** Exercise goal **
Transcribe the material in full, exactly as written.

** Extracted data **
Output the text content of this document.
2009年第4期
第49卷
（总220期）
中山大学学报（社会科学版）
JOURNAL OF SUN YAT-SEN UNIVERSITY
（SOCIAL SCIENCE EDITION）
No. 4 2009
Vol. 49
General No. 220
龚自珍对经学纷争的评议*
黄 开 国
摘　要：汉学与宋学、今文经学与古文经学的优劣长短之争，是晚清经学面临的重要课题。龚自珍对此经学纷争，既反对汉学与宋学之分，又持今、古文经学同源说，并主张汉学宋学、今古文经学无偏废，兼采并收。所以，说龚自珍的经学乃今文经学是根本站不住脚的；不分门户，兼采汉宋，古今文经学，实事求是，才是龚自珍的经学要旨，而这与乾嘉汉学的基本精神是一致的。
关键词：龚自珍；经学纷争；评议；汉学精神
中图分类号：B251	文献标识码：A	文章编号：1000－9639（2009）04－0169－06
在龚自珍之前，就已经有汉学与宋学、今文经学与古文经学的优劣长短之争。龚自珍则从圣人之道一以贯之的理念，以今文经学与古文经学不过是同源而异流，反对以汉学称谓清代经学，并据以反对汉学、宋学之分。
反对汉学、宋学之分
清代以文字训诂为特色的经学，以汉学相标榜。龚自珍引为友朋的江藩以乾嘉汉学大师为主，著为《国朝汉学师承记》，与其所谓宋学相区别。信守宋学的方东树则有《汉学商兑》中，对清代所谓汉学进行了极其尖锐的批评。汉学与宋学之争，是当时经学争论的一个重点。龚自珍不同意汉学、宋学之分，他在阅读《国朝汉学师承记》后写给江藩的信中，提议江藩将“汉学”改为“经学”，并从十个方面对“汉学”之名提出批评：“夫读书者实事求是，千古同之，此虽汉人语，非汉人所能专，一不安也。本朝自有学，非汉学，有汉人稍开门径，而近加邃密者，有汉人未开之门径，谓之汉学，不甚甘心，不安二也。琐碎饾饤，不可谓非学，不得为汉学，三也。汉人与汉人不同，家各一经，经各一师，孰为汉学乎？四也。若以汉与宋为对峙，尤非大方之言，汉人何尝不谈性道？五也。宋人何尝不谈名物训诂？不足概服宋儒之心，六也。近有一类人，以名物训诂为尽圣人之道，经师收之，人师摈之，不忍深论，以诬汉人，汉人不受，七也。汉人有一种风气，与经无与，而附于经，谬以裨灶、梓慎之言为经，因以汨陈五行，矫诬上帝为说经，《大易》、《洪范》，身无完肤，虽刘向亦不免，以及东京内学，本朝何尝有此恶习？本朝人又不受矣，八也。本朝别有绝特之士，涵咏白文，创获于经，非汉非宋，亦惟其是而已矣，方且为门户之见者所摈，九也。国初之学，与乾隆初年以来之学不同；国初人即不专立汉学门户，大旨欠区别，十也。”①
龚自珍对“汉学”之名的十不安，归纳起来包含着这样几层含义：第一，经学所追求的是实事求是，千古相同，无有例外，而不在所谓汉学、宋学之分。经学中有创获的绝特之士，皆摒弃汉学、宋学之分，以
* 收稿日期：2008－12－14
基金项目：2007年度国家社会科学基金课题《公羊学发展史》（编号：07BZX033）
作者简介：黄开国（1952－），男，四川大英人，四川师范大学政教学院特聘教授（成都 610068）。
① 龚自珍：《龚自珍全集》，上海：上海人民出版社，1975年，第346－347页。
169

** Response to this exercise **
Output the text content of this document.
2009年第4期
第49卷
（总220期）
中山大学学报（社会科学版）
JOURNAL OF SUN YAT-SEN UNIVERSITY
（SOCIAL SCIENCE EDITION）
No. 4 2009
Vol. 49
General No. 220
龚自珍对经学纷争的评议*
黄 开 国
摘　要：汉学与宋学、今文经学与古文经学的优劣长短之争，是晚清经学面临的重要课题。龚自珍对此经学纷争，既反对汉学与宋学之分，又持今、古文经学同源说，并主张汉学宋学、今古文经学无偏废，兼采并收。所以，说龚自珍的经学乃今文经学是根本站不住脚的；不分门户，兼采汉宋，古今文经学，实事求是，才是龚自珍的经学要旨，而这与乾嘉汉学的基本精神是一致的。
关键词：龚自珍；经学纷争；评议；汉学精神
中图分类号：B251	文献标识码：A	文章编号：1000－9639（2009）04－0169－06
在龚自珍之前，就已经有汉学与宋学、今文经学与古文经学的优劣长短之争。龚自珍则从圣人之道一以贯之的理念，以今文经学与古文经学不过是同源而异流，反对以汉学称谓清代经学，并据以反对汉学、宋学之分。
反对汉学、宋学之分
清代以文字训诂为特色的经学，以汉学相标榜。龚自珍引为友朋的江藩以乾嘉汉学大师为主，著为《国朝汉学师承记》，与其所谓宋学相区别。信守宋学的方东树则有《汉学商兑》中，对清代所谓汉学进行了极其尖锐的批评。汉学与宋学之争，是当时经学争论的一个重点。龚自珍不同意汉学、宋学之分，他在阅读《国朝汉学师承记》后写给江藩的信中，提议江藩将“汉学”改为“经学”，并从十个方面对“汉学”之名提出批评：“夫读书者实事求是，千古同之，此虽汉人语，非汉人所能专，一不安也。本朝自有学，非汉学，有汉人稍开门径，而近加邃密者，有汉人未开之门径，谓之汉学，不甚甘心，不安二也。琐碎饾饤，不可谓非学，不得为汉学，三也。汉人与汉人不同，家各一经，经各一师，孰为汉学乎？四也。若以汉与宋为对峙，尤非大方之言，汉人何尝不谈性道？五也。宋人何尝不谈名物训诂？不足概服宋儒之心，六也。近有一类人，以名物训诂为尽圣人之道，经师收之，人师摈之，不忍深论，以诬汉人，汉人不受，七也。汉人有一种风气，与经无与，而附于经，谬以裨灶、梓慎之言为经，因以汨陈五行，矫诬上帝为说经，《大易》、《洪范》，身无完肤，虽刘向亦不免，以及东京内学，本朝何尝有此恶习？本朝人又不受矣，八也。本朝别有绝特之士，涵咏白文，创获于经，非汉非宋，亦惟其是而已矣，方且为门户之见者所摈，九也。国初之学，与乾隆初年以来之学不同；国初人即不专立汉学门户，大旨欠区别，十也。”①
龚自珍对“汉学”之名的十不安，归纳起来包含着这样几层含义：第一，经学所追求的是实事求是，千古相同，无有例外，而不在所谓汉学、宋学之分。经学中有创获的绝特之士，皆摒弃汉学、宋学之分，以
* 收稿日期：2008－12－14
基金项目：2007年度国家社会科学基金课题《公羊学发展史》（编号：07BZX033）
作者简介：黄开国（1952－），男，四川大英人，四川师范大学政教学院特聘教授（成都 610068）。
① 龚自珍：《龚自珍全集》，上海：上海人民出版社，1975年，第346－347页。
169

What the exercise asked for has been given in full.